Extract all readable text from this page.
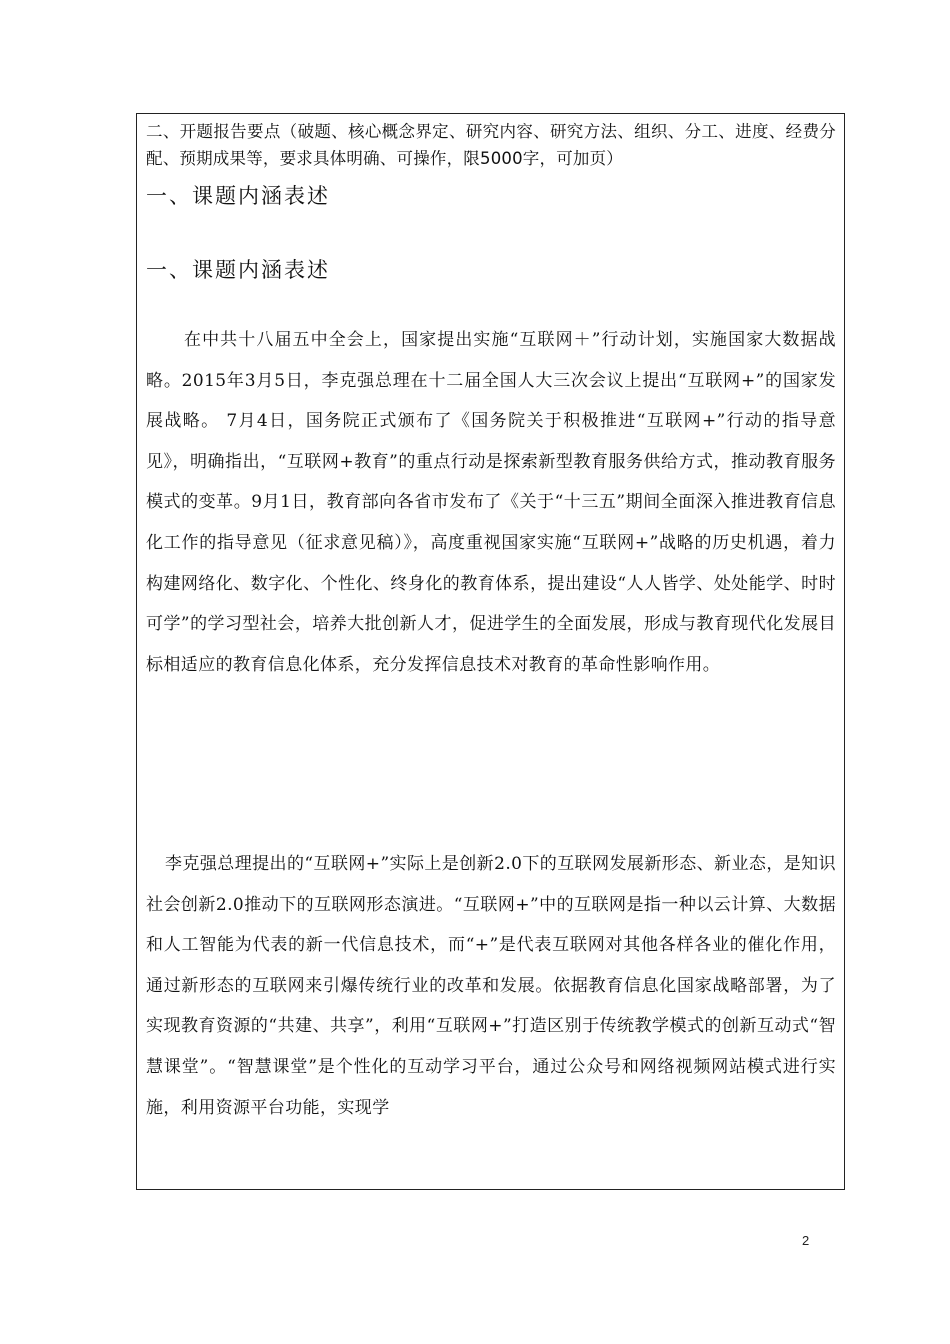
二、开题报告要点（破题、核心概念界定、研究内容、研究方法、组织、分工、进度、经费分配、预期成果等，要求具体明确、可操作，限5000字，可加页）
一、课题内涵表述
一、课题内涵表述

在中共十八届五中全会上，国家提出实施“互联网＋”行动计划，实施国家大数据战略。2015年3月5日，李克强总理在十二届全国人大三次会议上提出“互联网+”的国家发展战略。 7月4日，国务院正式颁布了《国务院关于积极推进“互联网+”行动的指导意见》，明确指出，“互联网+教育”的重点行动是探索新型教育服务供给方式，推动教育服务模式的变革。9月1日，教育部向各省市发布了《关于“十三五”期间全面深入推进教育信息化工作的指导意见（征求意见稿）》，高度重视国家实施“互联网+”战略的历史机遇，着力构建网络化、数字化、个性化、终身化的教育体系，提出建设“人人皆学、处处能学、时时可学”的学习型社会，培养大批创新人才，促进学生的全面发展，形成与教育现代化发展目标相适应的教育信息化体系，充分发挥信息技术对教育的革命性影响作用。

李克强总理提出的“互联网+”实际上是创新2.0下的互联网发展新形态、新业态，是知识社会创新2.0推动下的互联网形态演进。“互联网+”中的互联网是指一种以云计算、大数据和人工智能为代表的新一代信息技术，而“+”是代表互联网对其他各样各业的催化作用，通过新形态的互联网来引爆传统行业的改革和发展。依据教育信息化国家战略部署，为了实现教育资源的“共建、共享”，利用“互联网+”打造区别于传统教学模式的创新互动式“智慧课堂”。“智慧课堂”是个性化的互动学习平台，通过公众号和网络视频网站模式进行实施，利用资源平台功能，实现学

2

...

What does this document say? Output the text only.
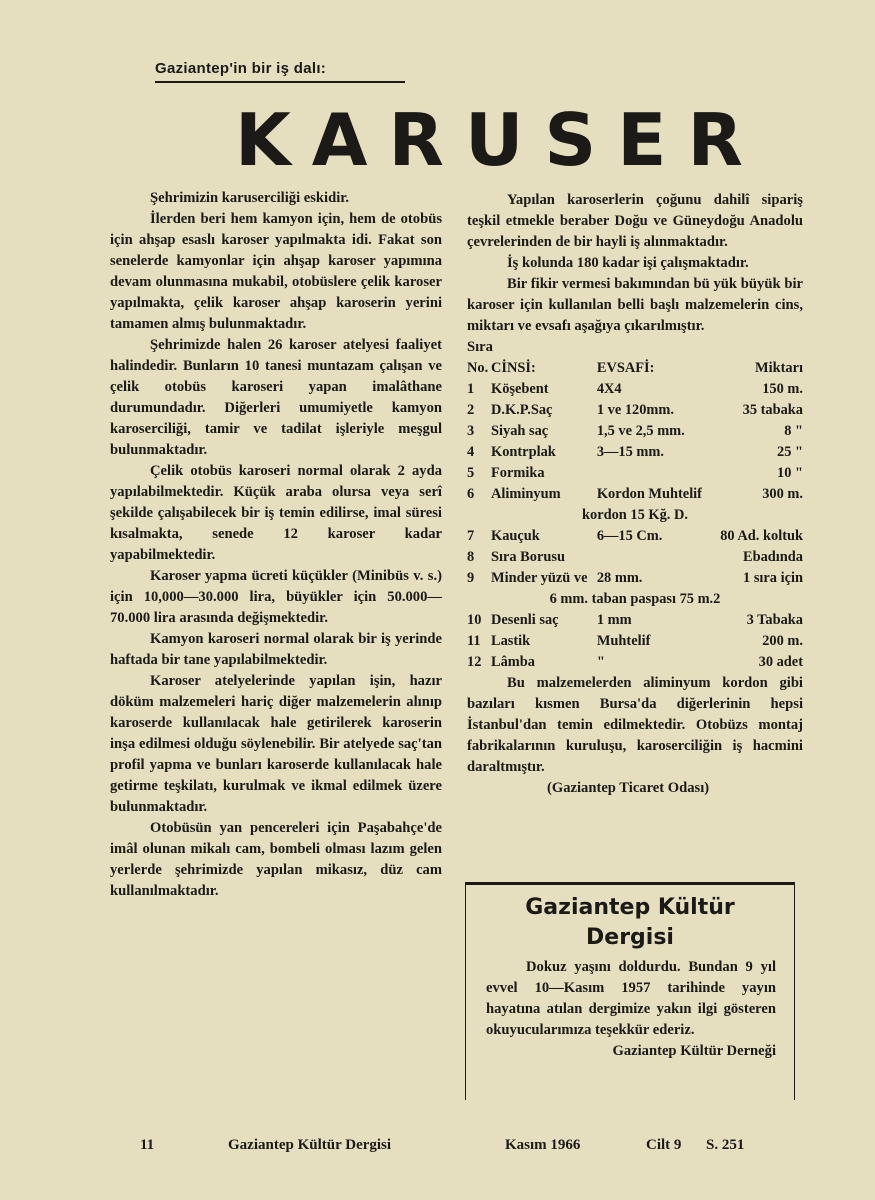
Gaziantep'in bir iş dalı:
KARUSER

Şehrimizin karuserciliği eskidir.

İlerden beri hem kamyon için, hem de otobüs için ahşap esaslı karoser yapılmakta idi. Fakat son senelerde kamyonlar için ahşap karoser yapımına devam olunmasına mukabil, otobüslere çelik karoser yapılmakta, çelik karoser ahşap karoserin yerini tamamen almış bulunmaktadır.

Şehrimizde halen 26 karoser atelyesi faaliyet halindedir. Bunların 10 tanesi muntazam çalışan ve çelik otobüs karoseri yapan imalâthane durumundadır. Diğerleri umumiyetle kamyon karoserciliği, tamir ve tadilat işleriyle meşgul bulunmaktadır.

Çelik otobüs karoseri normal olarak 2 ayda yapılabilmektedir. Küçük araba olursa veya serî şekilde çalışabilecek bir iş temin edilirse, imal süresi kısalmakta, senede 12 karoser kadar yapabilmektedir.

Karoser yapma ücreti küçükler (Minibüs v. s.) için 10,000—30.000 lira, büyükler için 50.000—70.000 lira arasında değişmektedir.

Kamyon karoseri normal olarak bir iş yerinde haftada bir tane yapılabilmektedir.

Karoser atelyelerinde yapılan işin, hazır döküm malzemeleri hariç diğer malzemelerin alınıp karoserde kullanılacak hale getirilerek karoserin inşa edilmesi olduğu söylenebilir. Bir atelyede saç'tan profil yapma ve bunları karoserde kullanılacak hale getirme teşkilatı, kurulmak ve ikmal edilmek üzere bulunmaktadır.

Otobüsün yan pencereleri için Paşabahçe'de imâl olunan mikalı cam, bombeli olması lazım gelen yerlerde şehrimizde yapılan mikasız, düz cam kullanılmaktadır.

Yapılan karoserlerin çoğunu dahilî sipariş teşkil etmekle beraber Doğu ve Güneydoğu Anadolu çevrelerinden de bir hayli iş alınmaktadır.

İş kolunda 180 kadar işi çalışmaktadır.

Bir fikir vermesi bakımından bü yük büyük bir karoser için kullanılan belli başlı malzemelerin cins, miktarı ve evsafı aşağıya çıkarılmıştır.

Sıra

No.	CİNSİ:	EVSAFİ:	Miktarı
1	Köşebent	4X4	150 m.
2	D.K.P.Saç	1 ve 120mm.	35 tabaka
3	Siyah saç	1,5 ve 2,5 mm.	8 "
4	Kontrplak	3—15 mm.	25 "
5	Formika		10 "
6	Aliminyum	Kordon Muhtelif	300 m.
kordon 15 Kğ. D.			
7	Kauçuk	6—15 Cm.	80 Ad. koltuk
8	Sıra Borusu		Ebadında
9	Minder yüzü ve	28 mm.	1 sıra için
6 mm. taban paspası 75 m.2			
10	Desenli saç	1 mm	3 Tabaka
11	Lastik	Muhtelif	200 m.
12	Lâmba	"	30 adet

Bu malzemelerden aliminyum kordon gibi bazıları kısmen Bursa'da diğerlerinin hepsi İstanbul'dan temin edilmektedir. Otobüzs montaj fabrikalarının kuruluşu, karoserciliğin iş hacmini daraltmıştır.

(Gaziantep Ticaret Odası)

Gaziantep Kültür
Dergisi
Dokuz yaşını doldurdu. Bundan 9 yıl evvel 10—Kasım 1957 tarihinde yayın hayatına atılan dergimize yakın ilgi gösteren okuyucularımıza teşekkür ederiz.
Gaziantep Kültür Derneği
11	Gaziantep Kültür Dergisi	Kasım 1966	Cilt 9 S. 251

- [Problem statement] Copy every line of the entries above in which "temin" occurs.

- [Result of the exercise]
Çelik otobüs karoseri normal olarak 2 ayda yapılabilmektedir. Küçük araba olursa veya serî şekilde çalışabilecek bir iş temin edilirse, imal süresi kısalmakta, senede 12 karoser kadar yapabilmektedir.
Bu malzemelerden aliminyum kordon gibi bazıları kısmen Bursa'da diğerlerinin hepsi İstanbul'dan temin edilmektedir. Otobüzs montaj fabrikalarının kuruluşu, karoserciliğin iş hacmini daraltmıştır.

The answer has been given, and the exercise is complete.